Description of the task =>
From the listing below, extract every line in which the word "JSON" appears.

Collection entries
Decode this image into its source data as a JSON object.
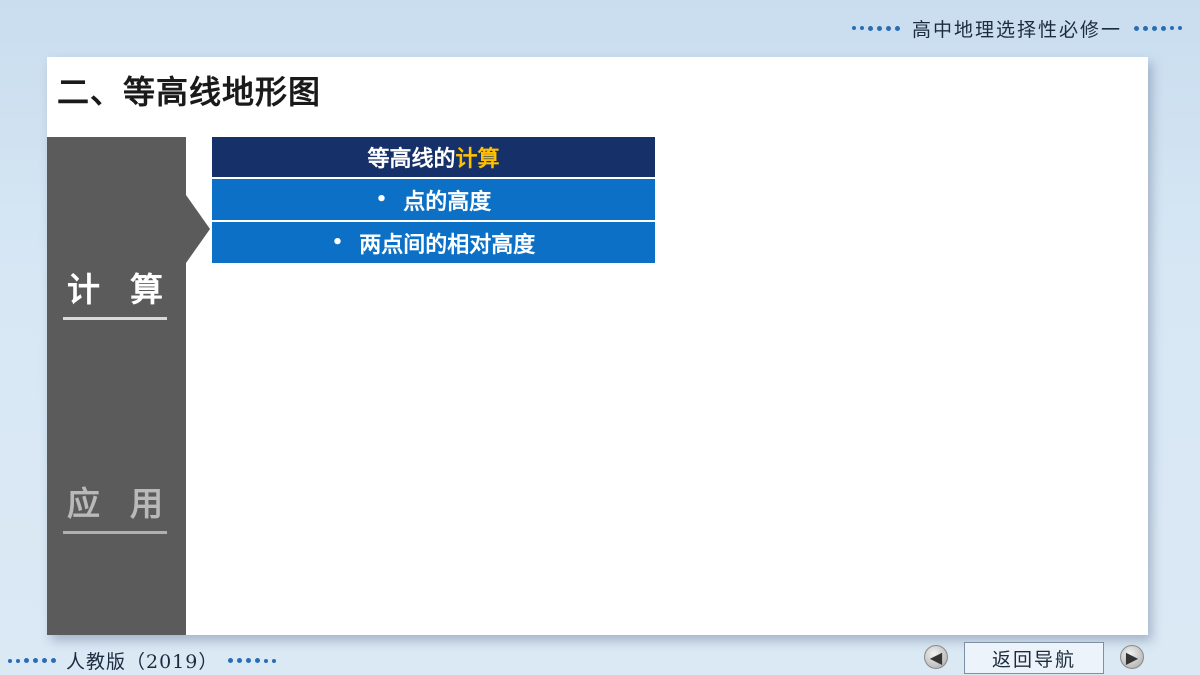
{
  "header": {
    "title": "高中地理选择性必修一"
  },
  "section": {
    "title": "二、等高线地形图"
  },
  "sidebar": {
    "items": [
      {
        "label": "计算",
        "active": true
      },
      {
        "label": "应用",
        "active": false
      }
    ]
  },
  "table": {
    "heading_prefix": "等高线的",
    "heading_highlight": "计算",
    "rows": [
      {
        "bullet": "•",
        "label": "点的高度"
      },
      {
        "bullet": "•",
        "label": "两点间的相对高度"
      }
    ]
  },
  "footer": {
    "edition": "人教版（2019）",
    "nav_prev_icon": "arrow-left",
    "nav_next_icon": "arrow-right",
    "nav_home_label": "返回导航"
  },
  "colors": {
    "heading_bg": "#16306a",
    "row_bg": "#0c71c6",
    "highlight": "#ffc000",
    "sidebar_bg": "#5b5b5b",
    "dots": "#2a6db3"
  }
}
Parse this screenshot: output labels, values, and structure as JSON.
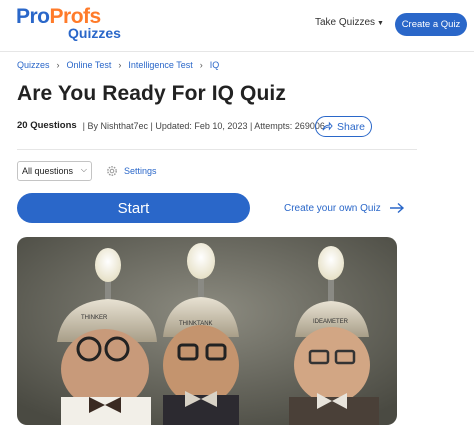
{
  "header": {
    "logo_pro": "Pro",
    "logo_profs": "Profs",
    "logo_sub": "Quizzes",
    "take_quizzes": "Take Quizzes",
    "create_quiz": "Create a Quiz"
  },
  "breadcrumb": [
    "Quizzes",
    "Online Test",
    "Intelligence Test",
    "IQ"
  ],
  "title": "Are You Ready For IQ Quiz",
  "meta": {
    "questions": "20 Questions",
    "details": "| By Nishthat7ec | Updated: Feb 10, 2023 | Attempts: 269006"
  },
  "share_label": "Share",
  "filter": {
    "selected": "All questions"
  },
  "settings_label": "Settings",
  "start_label": "Start",
  "create_own_label": "Create your own Quiz",
  "image": {
    "helmet_labels": [
      "THINKER",
      "THINKTANK",
      "IDEAMETER"
    ]
  },
  "colors": {
    "brand_blue": "#2a67c9",
    "brand_orange": "#ff7b2a"
  }
}
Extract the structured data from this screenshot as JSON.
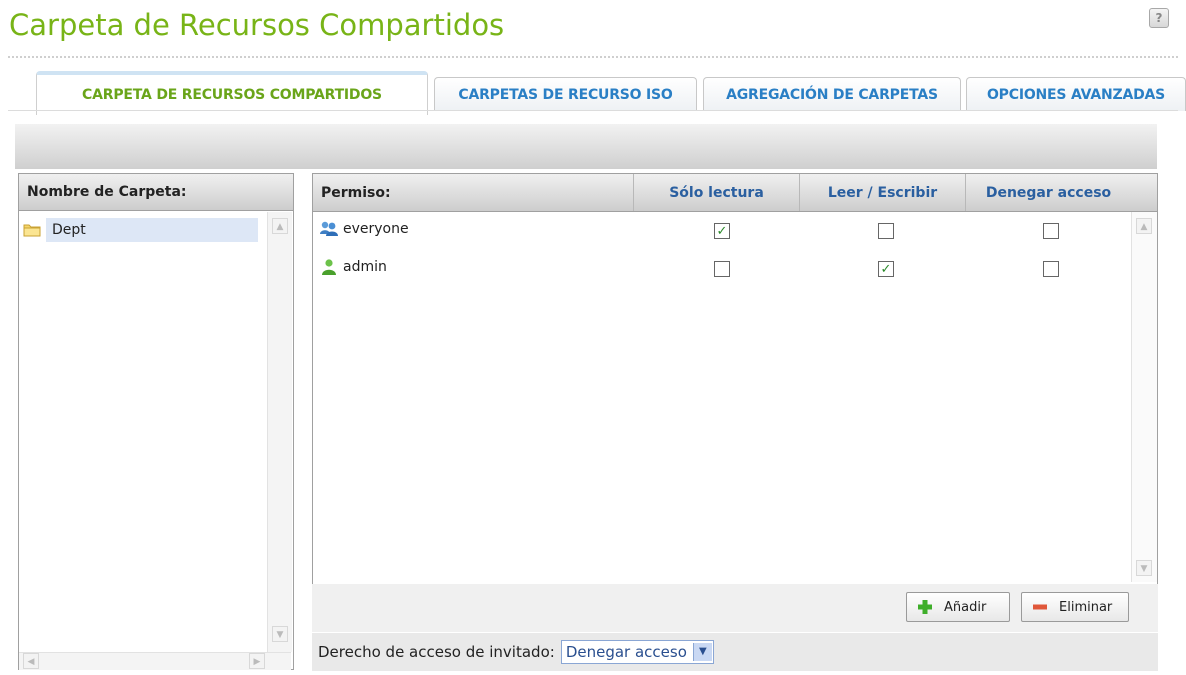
{
  "header": {
    "title": "Carpeta de Recursos Compartidos",
    "help_glyph": "?"
  },
  "tabs": [
    {
      "label": "CARPETA DE RECURSOS COMPARTIDOS",
      "active": true
    },
    {
      "label": "CARPETAS DE RECURSO ISO",
      "active": false
    },
    {
      "label": "AGREGACIÓN DE CARPETAS",
      "active": false
    },
    {
      "label": "OPCIONES AVANZADAS",
      "active": false
    }
  ],
  "folders": {
    "header": "Nombre de Carpeta:",
    "items": [
      {
        "label": "Dept",
        "icon": "folder-icon",
        "selected": true
      }
    ]
  },
  "permissions": {
    "columns": {
      "name": "Permiso:",
      "read_only": "Sólo lectura",
      "read_write": "Leer / Escribir",
      "deny": "Denegar acceso"
    },
    "rows": [
      {
        "name": "everyone",
        "icon": "group-icon",
        "read_only": true,
        "read_write": false,
        "deny": false
      },
      {
        "name": "admin",
        "icon": "user-icon",
        "read_only": false,
        "read_write": true,
        "deny": false
      }
    ]
  },
  "buttons": {
    "add": "Añadir",
    "remove": "Eliminar"
  },
  "guest_access": {
    "label": "Derecho de acceso de invitado:",
    "value": "Denegar acceso"
  },
  "colors": {
    "title_green": "#78b417",
    "tab_blue": "#2a7fc5",
    "tab_active_green": "#6aa51a",
    "header_blue": "#2a5fa0",
    "check_green": "#2a8a2a"
  }
}
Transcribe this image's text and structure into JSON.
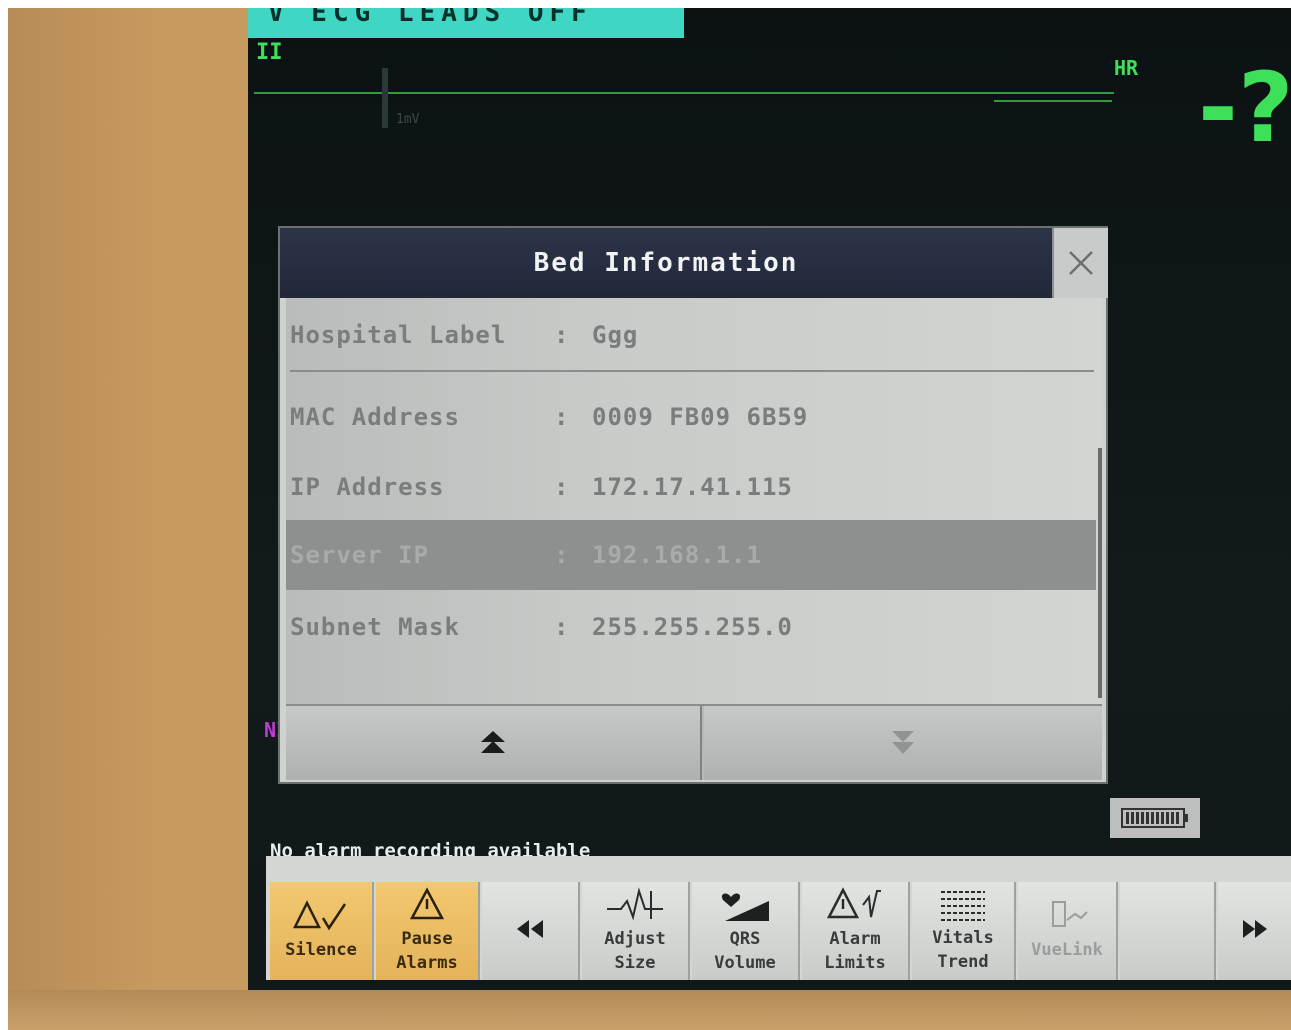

Answer for this exercise =>
Decode this image into its source data as a JSON object.
Parse this screenshot: output labels, values, and structure as JSON.
Extract the structured data from this screenshot as JSON.
Transcribe this image's text and structure into JSON.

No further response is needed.